TASK REQUIREMENTS
Pick out every line that holds the string "JSON" and copy it.
═════ INFORMATION PROVIDED
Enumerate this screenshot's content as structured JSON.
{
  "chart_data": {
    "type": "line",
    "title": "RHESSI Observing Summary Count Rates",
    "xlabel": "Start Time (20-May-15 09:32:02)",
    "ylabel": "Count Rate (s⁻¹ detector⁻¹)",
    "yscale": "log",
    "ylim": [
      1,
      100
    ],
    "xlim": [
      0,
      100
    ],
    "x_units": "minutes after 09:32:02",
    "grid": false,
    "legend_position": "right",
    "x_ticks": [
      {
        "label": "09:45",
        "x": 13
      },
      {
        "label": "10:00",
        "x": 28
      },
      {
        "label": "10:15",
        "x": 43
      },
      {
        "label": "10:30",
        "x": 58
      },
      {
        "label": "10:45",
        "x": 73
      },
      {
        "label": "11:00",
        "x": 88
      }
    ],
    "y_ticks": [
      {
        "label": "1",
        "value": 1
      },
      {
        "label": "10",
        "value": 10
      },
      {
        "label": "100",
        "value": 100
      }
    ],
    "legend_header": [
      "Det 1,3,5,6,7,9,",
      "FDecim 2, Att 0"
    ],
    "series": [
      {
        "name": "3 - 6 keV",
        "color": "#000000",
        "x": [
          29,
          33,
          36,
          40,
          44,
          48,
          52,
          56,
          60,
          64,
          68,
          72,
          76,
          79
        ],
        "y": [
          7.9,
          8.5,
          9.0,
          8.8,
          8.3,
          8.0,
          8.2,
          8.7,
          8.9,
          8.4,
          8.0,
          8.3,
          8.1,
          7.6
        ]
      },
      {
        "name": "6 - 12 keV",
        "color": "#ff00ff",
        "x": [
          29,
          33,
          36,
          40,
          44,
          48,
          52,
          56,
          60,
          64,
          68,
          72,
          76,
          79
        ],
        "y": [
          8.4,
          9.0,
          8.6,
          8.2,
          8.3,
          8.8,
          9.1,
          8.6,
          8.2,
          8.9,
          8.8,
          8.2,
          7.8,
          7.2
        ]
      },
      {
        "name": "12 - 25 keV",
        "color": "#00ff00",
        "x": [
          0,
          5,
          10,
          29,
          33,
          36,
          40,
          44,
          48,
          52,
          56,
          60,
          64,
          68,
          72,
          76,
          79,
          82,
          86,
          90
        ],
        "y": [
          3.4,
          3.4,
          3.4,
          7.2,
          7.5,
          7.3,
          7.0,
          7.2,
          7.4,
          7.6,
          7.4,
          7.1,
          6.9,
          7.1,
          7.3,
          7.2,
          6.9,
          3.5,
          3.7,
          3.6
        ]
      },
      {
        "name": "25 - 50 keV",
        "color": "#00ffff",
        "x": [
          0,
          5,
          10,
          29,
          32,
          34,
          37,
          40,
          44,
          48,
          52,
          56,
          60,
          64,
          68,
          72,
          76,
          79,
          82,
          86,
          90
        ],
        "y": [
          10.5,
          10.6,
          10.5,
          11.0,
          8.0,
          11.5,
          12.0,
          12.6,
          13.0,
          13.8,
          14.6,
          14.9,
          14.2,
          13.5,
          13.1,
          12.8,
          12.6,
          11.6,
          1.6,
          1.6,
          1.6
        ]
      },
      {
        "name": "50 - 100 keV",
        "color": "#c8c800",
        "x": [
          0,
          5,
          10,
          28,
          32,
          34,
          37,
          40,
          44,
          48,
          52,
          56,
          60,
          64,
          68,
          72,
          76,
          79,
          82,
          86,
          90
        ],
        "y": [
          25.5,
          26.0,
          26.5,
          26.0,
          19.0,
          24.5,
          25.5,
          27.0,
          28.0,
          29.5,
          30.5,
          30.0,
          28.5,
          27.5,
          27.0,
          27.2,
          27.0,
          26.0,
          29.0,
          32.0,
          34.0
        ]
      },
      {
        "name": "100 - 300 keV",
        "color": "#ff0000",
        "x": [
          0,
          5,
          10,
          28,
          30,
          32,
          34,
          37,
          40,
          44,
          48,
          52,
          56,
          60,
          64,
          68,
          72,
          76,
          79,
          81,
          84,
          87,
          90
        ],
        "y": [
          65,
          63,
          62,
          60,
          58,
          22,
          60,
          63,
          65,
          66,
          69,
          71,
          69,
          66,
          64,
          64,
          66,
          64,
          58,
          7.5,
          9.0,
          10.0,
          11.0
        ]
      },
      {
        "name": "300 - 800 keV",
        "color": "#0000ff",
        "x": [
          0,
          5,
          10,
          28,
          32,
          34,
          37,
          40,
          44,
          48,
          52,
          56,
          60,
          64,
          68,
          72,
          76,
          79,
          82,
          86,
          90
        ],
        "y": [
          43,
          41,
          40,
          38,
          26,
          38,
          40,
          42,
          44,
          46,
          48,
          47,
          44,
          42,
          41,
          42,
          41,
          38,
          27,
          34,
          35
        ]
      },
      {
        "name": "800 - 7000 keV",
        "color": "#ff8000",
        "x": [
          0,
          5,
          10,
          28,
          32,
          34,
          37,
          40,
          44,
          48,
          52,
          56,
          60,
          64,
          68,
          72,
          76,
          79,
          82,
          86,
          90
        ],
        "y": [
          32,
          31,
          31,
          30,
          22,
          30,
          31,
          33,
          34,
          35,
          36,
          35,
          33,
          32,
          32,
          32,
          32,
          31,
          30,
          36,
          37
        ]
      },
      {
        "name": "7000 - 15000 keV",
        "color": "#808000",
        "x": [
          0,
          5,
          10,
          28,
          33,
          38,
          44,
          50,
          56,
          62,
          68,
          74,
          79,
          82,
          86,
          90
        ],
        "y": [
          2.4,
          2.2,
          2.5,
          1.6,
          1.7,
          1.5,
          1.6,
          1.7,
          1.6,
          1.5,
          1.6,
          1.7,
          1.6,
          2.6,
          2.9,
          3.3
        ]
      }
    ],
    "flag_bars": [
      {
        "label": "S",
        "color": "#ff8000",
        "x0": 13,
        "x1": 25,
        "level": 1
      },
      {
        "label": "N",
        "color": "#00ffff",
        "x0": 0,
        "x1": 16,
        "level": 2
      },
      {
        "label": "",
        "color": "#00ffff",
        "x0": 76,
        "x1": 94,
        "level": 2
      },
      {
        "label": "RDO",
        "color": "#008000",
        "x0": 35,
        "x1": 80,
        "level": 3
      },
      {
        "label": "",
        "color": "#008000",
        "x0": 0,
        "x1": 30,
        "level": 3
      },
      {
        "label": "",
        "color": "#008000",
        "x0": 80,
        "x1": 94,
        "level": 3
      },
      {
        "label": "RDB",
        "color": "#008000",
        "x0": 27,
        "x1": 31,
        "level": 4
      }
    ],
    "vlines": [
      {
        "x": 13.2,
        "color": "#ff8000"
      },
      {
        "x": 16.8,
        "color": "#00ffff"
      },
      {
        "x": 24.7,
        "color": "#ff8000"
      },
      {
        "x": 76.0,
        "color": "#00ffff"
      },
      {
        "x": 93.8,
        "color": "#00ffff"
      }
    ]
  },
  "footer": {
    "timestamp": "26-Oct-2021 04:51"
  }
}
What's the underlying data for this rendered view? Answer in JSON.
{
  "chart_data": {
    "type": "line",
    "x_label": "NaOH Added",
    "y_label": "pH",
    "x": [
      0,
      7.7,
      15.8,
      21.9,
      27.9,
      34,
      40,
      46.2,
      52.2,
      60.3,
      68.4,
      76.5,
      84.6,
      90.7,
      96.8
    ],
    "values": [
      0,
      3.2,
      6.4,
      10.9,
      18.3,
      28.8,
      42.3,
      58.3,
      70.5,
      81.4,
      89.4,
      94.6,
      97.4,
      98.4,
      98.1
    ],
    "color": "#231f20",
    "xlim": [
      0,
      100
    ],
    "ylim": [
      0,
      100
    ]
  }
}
══════════
FULL ANSWER
Enumerate this screenshot's content as structured JSON.
What's the underlying data for this rendered view? Answer in JSON.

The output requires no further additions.